[Dataset entries]
▼
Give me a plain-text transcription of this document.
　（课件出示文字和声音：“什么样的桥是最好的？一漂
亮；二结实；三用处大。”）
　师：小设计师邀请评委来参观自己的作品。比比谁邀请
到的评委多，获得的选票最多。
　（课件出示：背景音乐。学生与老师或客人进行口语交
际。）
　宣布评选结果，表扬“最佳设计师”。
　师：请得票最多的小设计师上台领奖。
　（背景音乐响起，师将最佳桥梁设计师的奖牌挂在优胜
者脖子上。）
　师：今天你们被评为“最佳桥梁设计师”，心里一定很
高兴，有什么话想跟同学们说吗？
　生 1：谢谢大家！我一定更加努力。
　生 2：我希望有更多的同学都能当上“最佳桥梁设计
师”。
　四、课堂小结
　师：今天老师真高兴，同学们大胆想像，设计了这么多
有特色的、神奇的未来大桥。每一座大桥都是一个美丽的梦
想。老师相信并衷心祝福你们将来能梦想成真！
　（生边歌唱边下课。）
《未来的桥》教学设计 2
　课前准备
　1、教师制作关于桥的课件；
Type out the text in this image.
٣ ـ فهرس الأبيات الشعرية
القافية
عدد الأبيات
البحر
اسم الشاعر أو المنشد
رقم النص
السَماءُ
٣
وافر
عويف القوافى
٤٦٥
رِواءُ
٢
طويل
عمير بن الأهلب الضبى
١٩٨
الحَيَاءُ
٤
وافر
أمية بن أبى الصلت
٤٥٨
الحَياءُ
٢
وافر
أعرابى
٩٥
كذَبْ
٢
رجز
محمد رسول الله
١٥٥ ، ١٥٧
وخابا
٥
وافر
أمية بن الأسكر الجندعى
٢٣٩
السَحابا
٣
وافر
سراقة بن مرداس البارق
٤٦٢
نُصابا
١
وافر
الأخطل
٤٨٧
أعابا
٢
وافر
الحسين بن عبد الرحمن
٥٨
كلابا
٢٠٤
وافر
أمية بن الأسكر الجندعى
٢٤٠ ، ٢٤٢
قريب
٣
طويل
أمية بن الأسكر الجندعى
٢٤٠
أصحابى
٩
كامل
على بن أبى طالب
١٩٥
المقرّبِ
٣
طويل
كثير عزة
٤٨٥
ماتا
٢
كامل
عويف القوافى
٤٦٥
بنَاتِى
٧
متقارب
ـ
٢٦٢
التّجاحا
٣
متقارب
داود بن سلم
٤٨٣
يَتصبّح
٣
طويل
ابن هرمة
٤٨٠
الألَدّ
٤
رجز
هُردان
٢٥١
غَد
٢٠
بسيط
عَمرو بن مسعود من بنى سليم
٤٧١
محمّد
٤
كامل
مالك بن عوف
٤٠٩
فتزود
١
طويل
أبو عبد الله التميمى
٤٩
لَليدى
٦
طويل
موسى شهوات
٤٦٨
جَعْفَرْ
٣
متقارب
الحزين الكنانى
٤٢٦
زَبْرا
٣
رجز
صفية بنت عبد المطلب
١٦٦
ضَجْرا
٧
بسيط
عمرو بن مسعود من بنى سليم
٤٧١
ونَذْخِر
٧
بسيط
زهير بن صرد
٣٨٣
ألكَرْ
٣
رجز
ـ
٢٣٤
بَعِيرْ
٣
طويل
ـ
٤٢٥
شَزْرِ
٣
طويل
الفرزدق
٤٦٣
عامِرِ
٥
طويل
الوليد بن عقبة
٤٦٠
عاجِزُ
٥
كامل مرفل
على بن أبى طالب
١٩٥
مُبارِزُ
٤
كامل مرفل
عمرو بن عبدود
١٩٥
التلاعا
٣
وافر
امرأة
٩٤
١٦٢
▲
Collect each line above holding the string "الأبيات".

FULL SOLUTION ->
٣ ـ فهرس الأبيات الشعرية
عدد الأبيات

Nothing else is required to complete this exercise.